■ Your goal: Repeat the lines from the one containing "Decode this chart: output" through the last line of the data, exactly, pictures omitted.

■ Record list:
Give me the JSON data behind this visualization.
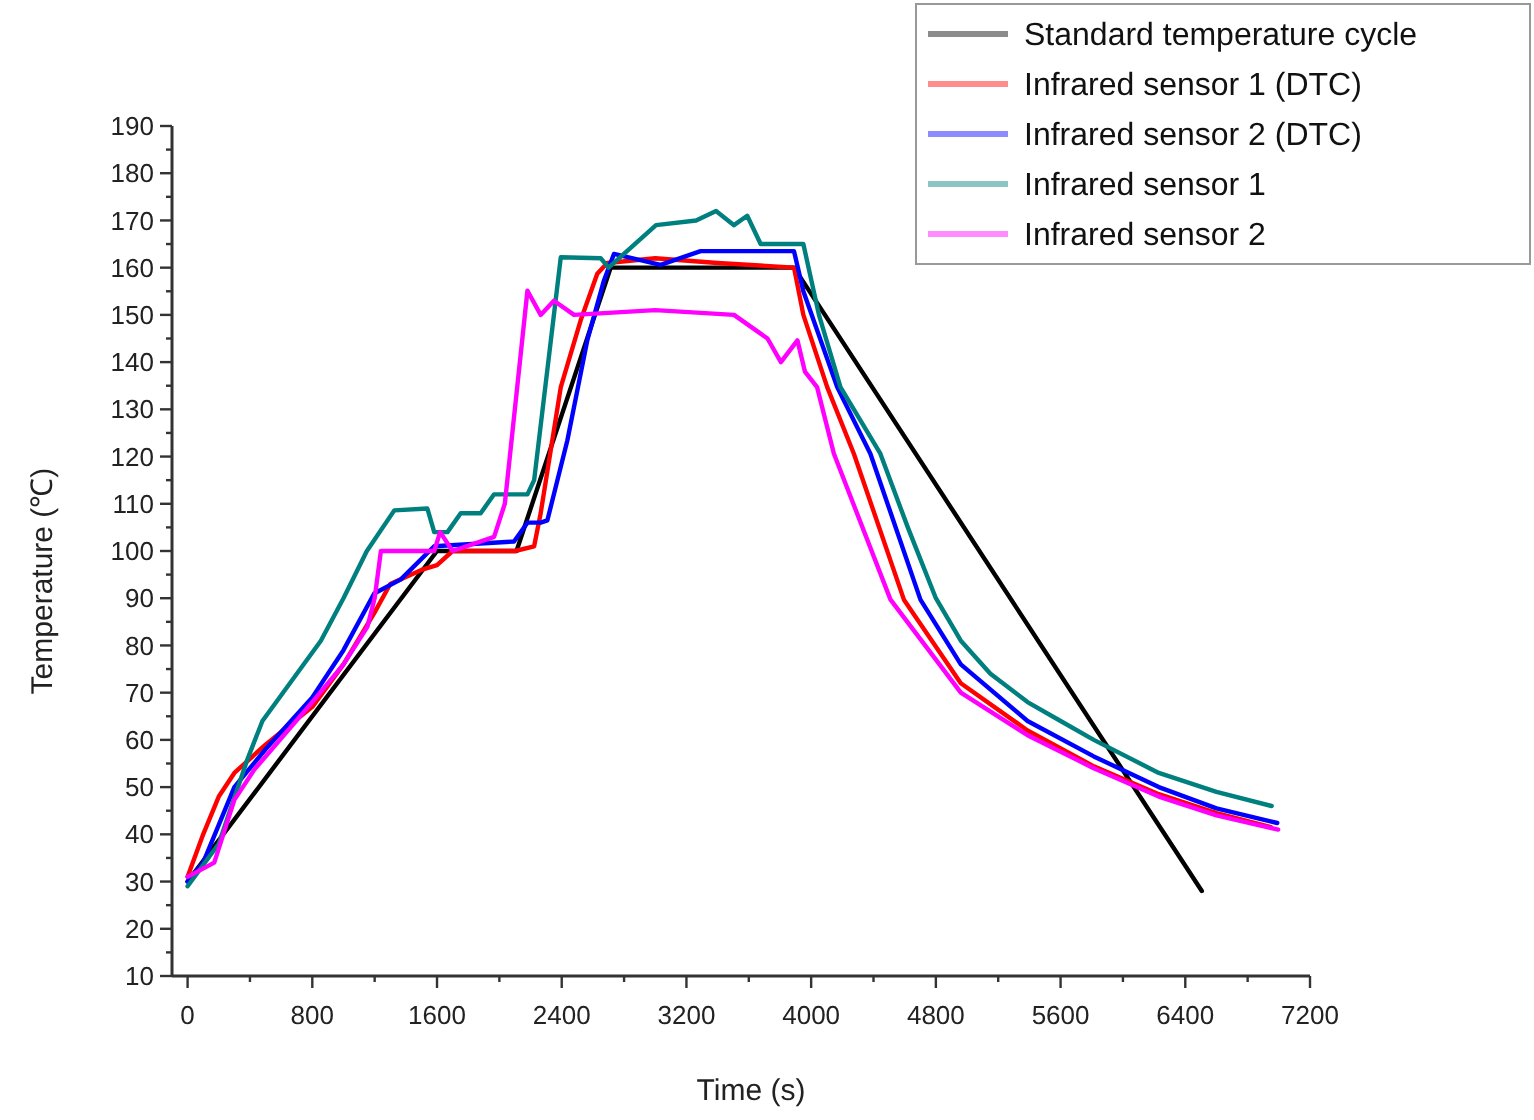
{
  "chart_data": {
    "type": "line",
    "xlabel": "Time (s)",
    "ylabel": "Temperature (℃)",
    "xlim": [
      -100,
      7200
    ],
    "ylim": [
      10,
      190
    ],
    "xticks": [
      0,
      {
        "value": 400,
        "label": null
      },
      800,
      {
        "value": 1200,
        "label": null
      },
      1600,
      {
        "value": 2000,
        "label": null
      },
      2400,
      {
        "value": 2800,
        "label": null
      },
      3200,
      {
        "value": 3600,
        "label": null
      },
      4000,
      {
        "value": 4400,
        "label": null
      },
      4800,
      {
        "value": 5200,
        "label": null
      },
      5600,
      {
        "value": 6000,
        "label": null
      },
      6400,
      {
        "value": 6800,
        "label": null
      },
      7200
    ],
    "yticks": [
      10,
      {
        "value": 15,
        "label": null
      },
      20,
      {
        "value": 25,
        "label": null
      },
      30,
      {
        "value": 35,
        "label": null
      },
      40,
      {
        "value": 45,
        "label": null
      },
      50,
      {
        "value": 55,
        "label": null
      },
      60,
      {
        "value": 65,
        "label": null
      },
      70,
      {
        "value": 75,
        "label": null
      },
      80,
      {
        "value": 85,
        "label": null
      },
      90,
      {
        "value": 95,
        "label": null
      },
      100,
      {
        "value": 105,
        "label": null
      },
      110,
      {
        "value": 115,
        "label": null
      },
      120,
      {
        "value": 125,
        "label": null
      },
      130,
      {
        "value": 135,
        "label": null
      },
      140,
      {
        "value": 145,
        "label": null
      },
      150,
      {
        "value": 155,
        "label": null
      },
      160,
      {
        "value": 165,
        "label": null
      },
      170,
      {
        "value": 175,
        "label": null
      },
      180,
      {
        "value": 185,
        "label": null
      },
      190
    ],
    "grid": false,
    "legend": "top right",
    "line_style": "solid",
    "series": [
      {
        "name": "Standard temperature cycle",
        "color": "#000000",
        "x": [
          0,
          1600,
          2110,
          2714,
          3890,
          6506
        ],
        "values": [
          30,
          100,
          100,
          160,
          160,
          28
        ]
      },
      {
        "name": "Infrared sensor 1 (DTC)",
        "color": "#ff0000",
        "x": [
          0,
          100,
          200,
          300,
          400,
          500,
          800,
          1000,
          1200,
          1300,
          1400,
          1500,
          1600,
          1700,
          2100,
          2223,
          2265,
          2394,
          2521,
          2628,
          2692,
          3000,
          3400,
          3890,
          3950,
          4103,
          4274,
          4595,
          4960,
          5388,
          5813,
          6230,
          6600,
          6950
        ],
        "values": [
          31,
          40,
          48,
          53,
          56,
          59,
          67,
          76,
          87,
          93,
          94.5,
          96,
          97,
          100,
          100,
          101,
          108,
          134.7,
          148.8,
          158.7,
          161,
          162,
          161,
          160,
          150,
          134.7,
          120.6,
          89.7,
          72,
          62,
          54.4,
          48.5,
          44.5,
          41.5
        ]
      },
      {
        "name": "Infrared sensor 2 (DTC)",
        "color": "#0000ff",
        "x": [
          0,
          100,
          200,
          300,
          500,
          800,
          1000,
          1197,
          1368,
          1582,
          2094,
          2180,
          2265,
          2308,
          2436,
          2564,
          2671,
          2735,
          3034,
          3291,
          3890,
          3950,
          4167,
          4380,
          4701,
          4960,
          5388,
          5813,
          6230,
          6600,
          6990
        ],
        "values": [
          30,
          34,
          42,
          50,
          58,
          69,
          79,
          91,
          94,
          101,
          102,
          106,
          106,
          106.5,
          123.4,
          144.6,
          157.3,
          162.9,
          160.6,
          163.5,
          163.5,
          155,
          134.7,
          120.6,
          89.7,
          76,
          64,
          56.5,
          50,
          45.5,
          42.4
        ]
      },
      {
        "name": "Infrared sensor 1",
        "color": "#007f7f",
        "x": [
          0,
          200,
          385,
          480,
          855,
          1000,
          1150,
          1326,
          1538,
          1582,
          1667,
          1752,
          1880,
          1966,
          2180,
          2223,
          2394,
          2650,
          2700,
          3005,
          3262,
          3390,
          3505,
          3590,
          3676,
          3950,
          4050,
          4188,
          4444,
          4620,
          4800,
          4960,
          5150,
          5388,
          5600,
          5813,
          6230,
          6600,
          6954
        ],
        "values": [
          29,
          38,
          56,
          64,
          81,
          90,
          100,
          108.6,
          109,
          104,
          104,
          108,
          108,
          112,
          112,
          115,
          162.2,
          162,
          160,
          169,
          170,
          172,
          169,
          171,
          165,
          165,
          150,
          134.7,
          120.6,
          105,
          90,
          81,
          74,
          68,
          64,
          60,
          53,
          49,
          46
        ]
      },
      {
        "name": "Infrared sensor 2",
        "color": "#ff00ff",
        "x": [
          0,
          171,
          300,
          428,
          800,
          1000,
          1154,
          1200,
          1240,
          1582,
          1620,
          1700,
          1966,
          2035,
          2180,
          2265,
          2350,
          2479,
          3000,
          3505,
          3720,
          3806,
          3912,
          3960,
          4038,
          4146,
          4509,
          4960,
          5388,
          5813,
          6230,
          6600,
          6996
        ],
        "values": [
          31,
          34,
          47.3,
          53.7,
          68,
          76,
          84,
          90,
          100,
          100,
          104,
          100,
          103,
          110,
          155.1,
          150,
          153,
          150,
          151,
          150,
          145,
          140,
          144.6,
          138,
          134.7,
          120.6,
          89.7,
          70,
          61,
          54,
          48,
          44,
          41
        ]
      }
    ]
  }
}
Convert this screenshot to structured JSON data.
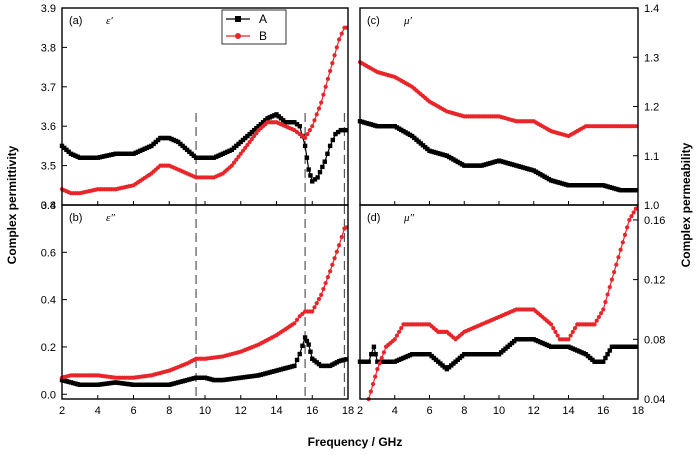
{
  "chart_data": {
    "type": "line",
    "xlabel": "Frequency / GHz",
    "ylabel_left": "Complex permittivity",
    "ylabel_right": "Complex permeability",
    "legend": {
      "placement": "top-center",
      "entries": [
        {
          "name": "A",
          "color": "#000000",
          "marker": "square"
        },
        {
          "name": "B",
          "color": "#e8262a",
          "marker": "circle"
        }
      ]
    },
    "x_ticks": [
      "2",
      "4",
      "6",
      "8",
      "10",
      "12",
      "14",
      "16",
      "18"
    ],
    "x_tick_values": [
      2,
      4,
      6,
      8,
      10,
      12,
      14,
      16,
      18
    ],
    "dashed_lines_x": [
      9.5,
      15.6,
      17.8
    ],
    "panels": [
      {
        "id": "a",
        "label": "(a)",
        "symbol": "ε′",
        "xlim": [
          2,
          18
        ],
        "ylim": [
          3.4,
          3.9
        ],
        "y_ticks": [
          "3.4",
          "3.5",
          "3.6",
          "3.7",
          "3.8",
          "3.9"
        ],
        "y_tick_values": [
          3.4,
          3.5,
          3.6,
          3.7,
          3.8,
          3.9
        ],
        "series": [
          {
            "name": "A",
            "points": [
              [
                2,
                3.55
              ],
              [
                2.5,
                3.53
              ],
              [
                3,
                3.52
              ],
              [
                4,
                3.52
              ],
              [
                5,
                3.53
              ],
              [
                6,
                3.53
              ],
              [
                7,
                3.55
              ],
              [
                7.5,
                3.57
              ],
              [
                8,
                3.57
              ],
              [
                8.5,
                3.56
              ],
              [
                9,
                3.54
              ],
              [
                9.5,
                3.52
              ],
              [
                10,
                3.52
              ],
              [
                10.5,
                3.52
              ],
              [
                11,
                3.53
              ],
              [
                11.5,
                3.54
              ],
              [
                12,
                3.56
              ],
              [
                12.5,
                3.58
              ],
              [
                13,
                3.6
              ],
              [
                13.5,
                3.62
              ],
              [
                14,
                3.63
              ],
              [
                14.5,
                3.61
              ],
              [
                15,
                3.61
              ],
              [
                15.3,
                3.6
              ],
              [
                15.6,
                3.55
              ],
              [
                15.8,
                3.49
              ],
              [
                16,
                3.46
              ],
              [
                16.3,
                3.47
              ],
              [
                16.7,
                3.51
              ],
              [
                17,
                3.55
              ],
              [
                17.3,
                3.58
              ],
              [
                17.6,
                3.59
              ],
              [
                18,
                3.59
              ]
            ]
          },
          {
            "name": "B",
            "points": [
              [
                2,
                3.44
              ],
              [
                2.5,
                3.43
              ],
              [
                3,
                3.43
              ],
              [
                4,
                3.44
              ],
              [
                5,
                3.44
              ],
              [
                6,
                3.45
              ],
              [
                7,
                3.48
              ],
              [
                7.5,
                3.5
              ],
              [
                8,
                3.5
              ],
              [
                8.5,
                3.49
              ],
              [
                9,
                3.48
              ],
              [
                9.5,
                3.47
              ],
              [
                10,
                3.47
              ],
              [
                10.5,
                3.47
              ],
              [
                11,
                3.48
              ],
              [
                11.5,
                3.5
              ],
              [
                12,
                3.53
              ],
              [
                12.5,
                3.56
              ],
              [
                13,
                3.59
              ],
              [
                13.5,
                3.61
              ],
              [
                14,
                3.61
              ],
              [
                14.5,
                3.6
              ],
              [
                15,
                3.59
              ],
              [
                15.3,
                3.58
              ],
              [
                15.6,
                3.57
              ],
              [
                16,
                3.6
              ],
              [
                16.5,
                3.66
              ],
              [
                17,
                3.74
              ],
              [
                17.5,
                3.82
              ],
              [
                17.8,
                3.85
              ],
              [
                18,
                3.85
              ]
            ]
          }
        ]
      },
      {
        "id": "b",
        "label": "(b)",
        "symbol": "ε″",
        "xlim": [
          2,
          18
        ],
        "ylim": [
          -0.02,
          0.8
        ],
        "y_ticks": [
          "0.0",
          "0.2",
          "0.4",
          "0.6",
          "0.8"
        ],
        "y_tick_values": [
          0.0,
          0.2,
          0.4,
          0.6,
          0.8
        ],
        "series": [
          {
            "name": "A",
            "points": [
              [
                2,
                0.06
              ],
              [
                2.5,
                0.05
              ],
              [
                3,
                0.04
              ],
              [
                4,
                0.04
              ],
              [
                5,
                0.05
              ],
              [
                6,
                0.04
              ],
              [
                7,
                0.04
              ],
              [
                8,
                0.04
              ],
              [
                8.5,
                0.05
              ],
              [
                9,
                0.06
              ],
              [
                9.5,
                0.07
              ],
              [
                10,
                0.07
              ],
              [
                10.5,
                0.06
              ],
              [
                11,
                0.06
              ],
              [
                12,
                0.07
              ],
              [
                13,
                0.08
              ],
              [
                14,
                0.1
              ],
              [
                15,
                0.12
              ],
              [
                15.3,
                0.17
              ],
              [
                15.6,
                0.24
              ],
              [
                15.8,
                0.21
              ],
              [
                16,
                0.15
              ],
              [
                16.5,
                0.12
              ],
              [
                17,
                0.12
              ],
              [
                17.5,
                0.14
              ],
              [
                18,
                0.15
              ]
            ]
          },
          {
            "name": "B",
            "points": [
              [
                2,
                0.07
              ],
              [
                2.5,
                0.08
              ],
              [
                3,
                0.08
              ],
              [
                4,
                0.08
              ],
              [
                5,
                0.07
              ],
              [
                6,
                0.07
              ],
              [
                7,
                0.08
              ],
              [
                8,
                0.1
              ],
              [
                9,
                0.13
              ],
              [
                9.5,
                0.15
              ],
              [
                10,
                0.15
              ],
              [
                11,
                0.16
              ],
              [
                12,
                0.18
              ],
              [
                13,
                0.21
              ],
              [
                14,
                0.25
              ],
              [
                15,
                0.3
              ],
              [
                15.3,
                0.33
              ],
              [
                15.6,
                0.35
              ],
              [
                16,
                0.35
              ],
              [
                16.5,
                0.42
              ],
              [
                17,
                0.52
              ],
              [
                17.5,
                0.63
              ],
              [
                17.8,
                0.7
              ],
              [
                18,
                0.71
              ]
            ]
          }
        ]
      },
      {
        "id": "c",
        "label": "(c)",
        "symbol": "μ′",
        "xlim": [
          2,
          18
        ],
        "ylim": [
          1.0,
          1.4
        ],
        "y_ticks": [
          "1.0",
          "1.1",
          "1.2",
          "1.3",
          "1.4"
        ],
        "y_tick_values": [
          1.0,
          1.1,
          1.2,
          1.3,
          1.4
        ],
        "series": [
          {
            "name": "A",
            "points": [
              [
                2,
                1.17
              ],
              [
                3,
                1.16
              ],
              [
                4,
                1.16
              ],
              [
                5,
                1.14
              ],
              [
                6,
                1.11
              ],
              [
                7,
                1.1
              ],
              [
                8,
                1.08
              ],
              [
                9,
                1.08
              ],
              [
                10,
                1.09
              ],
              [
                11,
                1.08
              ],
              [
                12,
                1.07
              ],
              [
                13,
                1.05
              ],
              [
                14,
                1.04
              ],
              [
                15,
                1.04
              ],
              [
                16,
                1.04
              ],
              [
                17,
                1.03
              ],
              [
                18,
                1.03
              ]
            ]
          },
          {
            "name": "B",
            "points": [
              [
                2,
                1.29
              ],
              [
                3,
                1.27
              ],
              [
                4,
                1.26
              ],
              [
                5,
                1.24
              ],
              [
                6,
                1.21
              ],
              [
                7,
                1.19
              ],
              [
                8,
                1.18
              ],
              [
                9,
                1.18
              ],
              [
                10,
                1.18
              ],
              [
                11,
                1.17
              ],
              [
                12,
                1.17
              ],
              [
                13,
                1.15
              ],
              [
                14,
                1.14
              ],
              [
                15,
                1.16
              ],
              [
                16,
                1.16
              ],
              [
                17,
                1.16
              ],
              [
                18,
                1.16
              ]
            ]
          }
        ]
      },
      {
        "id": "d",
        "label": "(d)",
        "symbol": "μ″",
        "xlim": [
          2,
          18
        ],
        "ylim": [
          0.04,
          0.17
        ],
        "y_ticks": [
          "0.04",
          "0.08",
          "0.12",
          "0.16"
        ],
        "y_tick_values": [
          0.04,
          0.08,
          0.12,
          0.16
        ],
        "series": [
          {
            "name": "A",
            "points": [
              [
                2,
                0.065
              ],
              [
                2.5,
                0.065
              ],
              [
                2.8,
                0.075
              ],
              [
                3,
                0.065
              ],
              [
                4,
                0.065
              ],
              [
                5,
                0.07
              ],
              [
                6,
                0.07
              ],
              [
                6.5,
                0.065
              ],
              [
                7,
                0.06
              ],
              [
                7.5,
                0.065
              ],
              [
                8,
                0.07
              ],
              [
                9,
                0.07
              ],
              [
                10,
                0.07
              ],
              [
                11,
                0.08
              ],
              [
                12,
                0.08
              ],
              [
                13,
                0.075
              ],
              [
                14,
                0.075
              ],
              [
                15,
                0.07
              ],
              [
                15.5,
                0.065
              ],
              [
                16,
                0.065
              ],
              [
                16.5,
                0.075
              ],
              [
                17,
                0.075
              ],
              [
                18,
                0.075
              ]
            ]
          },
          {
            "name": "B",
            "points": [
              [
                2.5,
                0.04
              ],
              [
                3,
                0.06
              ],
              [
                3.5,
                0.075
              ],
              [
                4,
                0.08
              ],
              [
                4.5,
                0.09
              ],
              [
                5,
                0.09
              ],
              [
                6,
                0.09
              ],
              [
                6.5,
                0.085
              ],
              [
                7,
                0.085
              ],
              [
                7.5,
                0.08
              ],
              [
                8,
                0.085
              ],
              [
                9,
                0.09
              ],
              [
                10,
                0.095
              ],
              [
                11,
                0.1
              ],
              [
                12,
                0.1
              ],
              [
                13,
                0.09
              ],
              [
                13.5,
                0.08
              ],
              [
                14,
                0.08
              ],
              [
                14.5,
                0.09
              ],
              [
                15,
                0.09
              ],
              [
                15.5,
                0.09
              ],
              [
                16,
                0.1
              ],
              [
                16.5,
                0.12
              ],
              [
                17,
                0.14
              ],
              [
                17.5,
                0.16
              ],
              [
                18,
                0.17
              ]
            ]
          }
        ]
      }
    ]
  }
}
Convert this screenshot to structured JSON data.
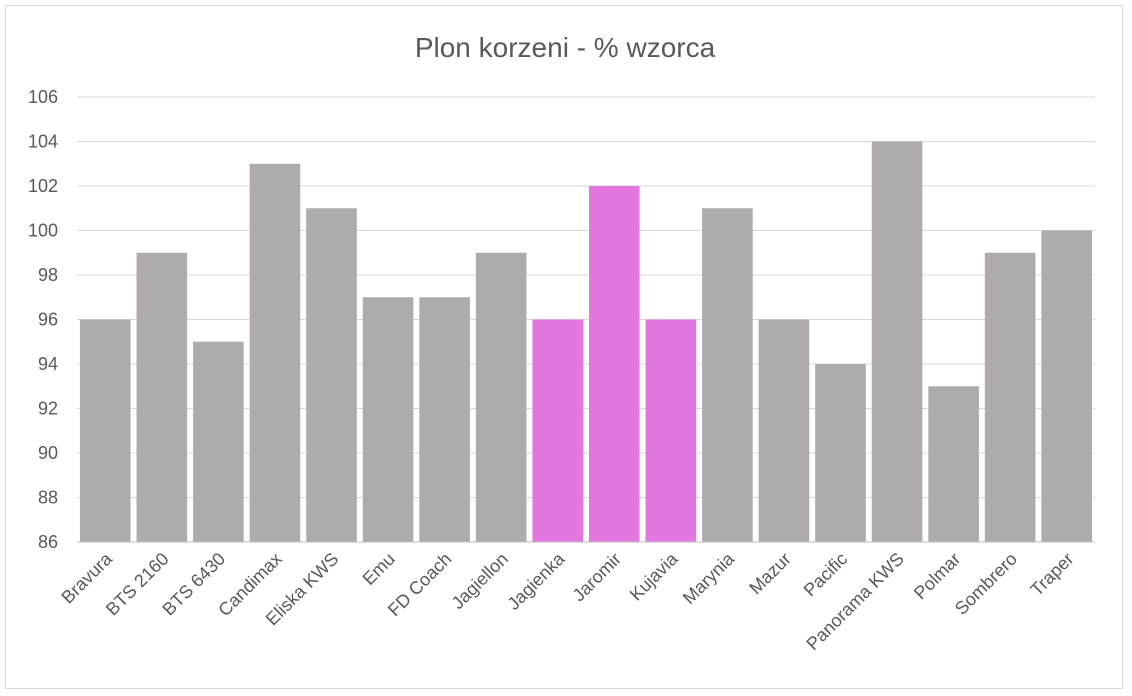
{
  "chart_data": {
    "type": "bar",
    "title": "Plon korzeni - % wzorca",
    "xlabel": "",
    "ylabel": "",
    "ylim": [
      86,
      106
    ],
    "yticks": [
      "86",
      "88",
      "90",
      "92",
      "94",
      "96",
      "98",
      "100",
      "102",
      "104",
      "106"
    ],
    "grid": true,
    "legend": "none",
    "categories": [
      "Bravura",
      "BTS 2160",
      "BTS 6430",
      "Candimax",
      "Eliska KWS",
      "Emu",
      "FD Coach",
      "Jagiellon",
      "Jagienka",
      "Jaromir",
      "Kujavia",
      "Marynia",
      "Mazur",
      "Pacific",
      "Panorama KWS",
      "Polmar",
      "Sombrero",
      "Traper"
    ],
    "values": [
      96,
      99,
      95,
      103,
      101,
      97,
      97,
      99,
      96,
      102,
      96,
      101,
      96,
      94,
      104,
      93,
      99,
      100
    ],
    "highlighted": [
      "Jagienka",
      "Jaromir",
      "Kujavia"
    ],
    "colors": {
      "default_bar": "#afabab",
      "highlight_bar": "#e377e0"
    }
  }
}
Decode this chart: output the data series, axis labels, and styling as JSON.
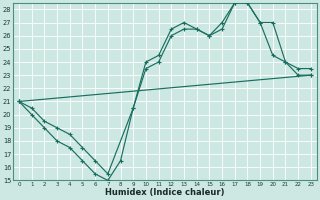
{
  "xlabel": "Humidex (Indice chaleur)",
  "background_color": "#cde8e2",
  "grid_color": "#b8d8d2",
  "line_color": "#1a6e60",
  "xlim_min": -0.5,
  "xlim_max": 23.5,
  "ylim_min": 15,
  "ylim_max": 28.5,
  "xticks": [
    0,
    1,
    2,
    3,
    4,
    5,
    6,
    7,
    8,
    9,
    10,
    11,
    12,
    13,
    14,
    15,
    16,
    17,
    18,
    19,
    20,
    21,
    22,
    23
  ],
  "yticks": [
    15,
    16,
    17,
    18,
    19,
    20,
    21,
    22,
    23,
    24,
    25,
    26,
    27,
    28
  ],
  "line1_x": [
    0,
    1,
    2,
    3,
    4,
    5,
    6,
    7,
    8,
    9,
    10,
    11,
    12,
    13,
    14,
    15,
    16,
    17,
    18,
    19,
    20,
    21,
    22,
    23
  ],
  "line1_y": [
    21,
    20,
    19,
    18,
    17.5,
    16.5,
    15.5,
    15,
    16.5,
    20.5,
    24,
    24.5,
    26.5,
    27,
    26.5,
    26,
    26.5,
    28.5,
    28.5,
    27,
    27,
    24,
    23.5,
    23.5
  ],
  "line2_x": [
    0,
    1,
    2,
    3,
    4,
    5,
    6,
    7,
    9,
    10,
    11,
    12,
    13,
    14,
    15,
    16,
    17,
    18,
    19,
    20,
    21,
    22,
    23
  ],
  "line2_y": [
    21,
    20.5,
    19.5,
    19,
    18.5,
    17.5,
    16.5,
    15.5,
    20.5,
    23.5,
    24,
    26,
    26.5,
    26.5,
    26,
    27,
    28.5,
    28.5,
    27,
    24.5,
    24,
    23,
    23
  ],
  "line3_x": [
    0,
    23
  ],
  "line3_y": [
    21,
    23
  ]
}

■ Response:
Decode this chart: output the data series, axis labels, and styling as JSON.
{
  "xlabel": "Humidex (Indice chaleur)",
  "background_color": "#cde8e2",
  "grid_color": "#b8d8d2",
  "line_color": "#1a6e60",
  "xlim_min": -0.5,
  "xlim_max": 23.5,
  "ylim_min": 15,
  "ylim_max": 28.5,
  "xticks": [
    0,
    1,
    2,
    3,
    4,
    5,
    6,
    7,
    8,
    9,
    10,
    11,
    12,
    13,
    14,
    15,
    16,
    17,
    18,
    19,
    20,
    21,
    22,
    23
  ],
  "yticks": [
    15,
    16,
    17,
    18,
    19,
    20,
    21,
    22,
    23,
    24,
    25,
    26,
    27,
    28
  ],
  "line1_x": [
    0,
    1,
    2,
    3,
    4,
    5,
    6,
    7,
    8,
    9,
    10,
    11,
    12,
    13,
    14,
    15,
    16,
    17,
    18,
    19,
    20,
    21,
    22,
    23
  ],
  "line1_y": [
    21,
    20,
    19,
    18,
    17.5,
    16.5,
    15.5,
    15,
    16.5,
    20.5,
    24,
    24.5,
    26.5,
    27,
    26.5,
    26,
    26.5,
    28.5,
    28.5,
    27,
    27,
    24,
    23.5,
    23.5
  ],
  "line2_x": [
    0,
    1,
    2,
    3,
    4,
    5,
    6,
    7,
    9,
    10,
    11,
    12,
    13,
    14,
    15,
    16,
    17,
    18,
    19,
    20,
    21,
    22,
    23
  ],
  "line2_y": [
    21,
    20.5,
    19.5,
    19,
    18.5,
    17.5,
    16.5,
    15.5,
    20.5,
    23.5,
    24,
    26,
    26.5,
    26.5,
    26,
    27,
    28.5,
    28.5,
    27,
    24.5,
    24,
    23,
    23
  ],
  "line3_x": [
    0,
    23
  ],
  "line3_y": [
    21,
    23
  ]
}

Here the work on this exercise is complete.